» **WORK REQUIRED**: Gather the lines that hold the string "Việt".

» **EXTRACTED DATA**:
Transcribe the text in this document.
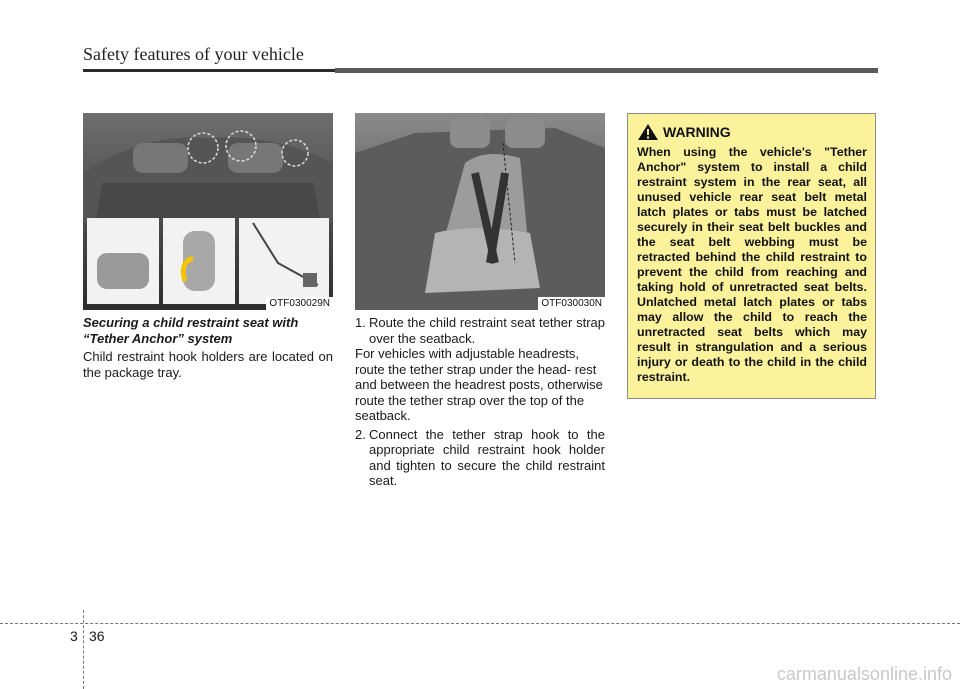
Safety features of your vehicle
OTF030029N	OTF030030N
Securing a child restraint seat with “Tether Anchor” system
Child restraint hook holders are located on the package tray.
1. Route the child restraint seat tether strap over the seatback.
For vehicles with adjustable headrests, route the tether strap under the head- rest and between the headrest posts, otherwise route the tether strap over the top of the seatback.
2. Connect the tether strap hook to the appropriate child restraint hook holder and tighten to secure the child restraint seat.
WARNING
When using the vehicle's "Tether Anchor" system to install a child restraint system in the rear seat, all unused vehicle rear seat belt metal latch plates or tabs must be latched securely in their seat belt buckles and the seat belt webbing must be retracted behind the child restraint to prevent the child from reaching and taking hold of unretracted seat belts. Unlatched metal latch plates or tabs may allow the child to reach the unretracted seat belts which may result in strangulation and a serious injury or death to the child in the child restraint.
3 36
carmanualsonline.info
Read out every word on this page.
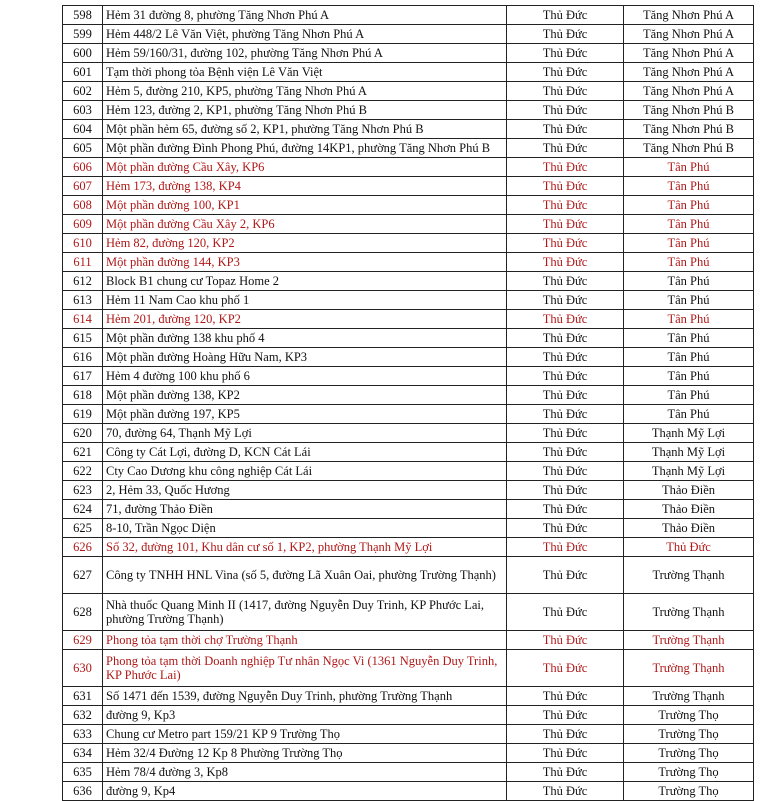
598	Hẻm 31 đường 8, phường Tăng Nhơn Phú A	Thủ Đức	Tăng Nhơn Phú A
599	Hẻm 448/2 Lê Văn Việt, phường Tăng Nhơn Phú A	Thủ Đức	Tăng Nhơn Phú A
600	Hẻm 59/160/31, đường 102, phường Tăng Nhơn Phú A	Thủ Đức	Tăng Nhơn Phú A
601	Tạm thời phong tỏa Bệnh viện Lê Văn Việt	Thủ Đức	Tăng Nhơn Phú A
602	Hẻm 5, đường 210, KP5, phường Tăng Nhơn Phú A	Thủ Đức	Tăng Nhơn Phú A
603	Hẻm 123, đường 2, KP1, phường Tăng Nhơn Phú B	Thủ Đức	Tăng Nhơn Phú B
604	Một phần hẻm 65, đường số 2, KP1, phường Tăng Nhơn Phú B	Thủ Đức	Tăng Nhơn Phú B
605	Một phần đường Đình Phong Phú, đường 14KP1, phường Tăng Nhơn Phú B	Thủ Đức	Tăng Nhơn Phú B
606	Một phần đường Cầu Xây, KP6	Thủ Đức	Tân Phú
607	Hẻm 173, đường 138, KP4	Thủ Đức	Tân Phú
608	Một phần đường 100, KP1	Thủ Đức	Tân Phú
609	Một phần đường Cầu Xây 2, KP6	Thủ Đức	Tân Phú
610	Hẻm 82, đường 120, KP2	Thủ Đức	Tân Phú
611	Một phần đường 144, KP3	Thủ Đức	Tân Phú
612	Block B1 chung cư Topaz Home 2	Thủ Đức	Tân Phú
613	Hẻm 11 Nam Cao khu phố 1	Thủ Đức	Tân Phú
614	Hẻm 201, đường 120, KP2	Thủ Đức	Tân Phú
615	Một phần đường 138 khu phố 4	Thủ Đức	Tân Phú
616	Một phần đường Hoàng Hữu Nam, KP3	Thủ Đức	Tân Phú
617	Hẻm 4 đường 100 khu phố 6	Thủ Đức	Tân Phú
618	Một phần đường 138, KP2	Thủ Đức	Tân Phú
619	Một phần đường 197, KP5	Thủ Đức	Tân Phú
620	70, đường 64, Thạnh Mỹ Lợi	Thủ Đức	Thạnh Mỹ Lợi
621	Công ty Cát Lợi, đường D, KCN Cát Lái	Thủ Đức	Thạnh Mỹ Lợi
622	Cty Cao Dương khu công nghiệp Cát Lái	Thủ Đức	Thạnh Mỹ Lợi
623	2, Hẻm 33, Quốc Hương	Thủ Đức	Thảo Điền
624	71, đường Thảo Điền	Thủ Đức	Thảo Điền
625	8-10, Trần Ngọc Diện	Thủ Đức	Thảo Điền
626	Số 32, đường 101, Khu dân cư số 1, KP2, phường Thạnh Mỹ Lợi	Thủ Đức	Thủ Đức
627	Công ty TNHH HNL Vina (số 5, đường Lã Xuân Oai, phường Trường Thạnh)	Thủ Đức	Trường Thạnh
628	Nhà thuốc Quang Minh II (1417, đường Nguyễn Duy Trinh, KP Phước Lai, phường Trường Thạnh)	Thủ Đức	Trường Thạnh
629	Phong tỏa tạm thời chợ Trường Thạnh	Thủ Đức	Trường Thạnh
630	Phong tỏa tạm thời Doanh nghiệp Tư nhân Ngọc Vi (1361 Nguyễn Duy Trinh, KP Phước Lai)	Thủ Đức	Trường Thạnh
631	Số 1471 đến 1539, đường Nguyễn Duy Trinh, phường Trường Thạnh	Thủ Đức	Trường Thạnh
632	đường 9, Kp3	Thủ Đức	Trường Thọ
633	Chung cư Metro part 159/21 KP 9 Trường Thọ	Thủ Đức	Trường Thọ
634	Hẻm 32/4 Đường 12 Kp 8 Phường Trường Thọ	Thủ Đức	Trường Thọ
635	Hẻm 78/4 đường 3, Kp8	Thủ Đức	Trường Thọ
636	đường 9, Kp4	Thủ Đức	Trường Thọ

» **CORRECT RESPONSE**:
599	Hẻm 448/2 Lê Văn Việt, phường Tăng Nhơn Phú A	Thủ Đức	Tăng Nhơn Phú A
601	Tạm thời phong tỏa Bệnh viện Lê Văn Việt	Thủ Đức	Tăng Nhơn Phú A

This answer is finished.